*** Records supplied
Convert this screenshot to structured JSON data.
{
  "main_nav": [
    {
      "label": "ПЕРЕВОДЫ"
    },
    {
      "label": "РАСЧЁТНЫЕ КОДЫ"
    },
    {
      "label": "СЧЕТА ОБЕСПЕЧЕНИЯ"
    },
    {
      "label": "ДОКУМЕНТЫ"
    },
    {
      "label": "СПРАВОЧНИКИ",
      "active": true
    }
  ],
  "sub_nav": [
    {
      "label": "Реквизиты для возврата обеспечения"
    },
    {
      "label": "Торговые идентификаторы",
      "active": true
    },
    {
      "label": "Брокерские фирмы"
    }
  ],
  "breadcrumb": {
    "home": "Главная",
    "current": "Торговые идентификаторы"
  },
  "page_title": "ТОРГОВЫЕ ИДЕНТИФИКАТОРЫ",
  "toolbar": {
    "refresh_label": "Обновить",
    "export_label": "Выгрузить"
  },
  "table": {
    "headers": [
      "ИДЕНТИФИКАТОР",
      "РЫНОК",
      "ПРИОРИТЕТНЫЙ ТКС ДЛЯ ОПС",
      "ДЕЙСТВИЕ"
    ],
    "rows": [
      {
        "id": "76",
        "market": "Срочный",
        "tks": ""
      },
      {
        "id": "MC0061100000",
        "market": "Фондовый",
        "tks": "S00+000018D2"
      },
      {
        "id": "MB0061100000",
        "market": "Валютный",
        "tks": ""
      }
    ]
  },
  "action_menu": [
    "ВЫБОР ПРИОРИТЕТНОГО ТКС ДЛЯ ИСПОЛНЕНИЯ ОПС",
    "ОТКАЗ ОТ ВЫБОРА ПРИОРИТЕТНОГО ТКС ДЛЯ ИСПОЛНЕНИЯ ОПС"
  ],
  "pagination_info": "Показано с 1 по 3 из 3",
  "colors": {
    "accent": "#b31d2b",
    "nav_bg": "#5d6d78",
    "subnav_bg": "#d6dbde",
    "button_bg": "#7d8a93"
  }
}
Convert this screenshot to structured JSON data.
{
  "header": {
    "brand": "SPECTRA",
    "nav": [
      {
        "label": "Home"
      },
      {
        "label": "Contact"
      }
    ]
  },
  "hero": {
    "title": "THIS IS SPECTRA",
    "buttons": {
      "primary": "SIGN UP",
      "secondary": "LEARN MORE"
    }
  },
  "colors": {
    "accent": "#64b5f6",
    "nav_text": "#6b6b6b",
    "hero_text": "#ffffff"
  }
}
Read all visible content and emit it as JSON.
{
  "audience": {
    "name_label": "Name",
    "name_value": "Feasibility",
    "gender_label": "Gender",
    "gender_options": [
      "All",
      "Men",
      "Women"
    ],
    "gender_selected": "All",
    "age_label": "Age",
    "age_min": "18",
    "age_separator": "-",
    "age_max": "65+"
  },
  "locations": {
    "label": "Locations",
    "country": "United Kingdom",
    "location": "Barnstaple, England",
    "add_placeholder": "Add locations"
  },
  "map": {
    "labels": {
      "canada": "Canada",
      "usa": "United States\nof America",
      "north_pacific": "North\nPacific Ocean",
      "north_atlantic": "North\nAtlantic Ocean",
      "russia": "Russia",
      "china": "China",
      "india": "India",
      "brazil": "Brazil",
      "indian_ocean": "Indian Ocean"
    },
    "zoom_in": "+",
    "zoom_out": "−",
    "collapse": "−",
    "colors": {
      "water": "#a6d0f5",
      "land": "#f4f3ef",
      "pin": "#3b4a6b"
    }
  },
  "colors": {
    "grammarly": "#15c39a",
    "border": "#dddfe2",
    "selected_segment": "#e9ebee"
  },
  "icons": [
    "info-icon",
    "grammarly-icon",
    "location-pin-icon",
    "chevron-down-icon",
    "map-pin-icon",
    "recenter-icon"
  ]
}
******
= Exercise =
Scan the material above. Return every line containing the string "North".

= Exercise output =
      "north_pacific": "North\nPacific Ocean",
      "north_atlantic": "North\nAtlantic Ocean",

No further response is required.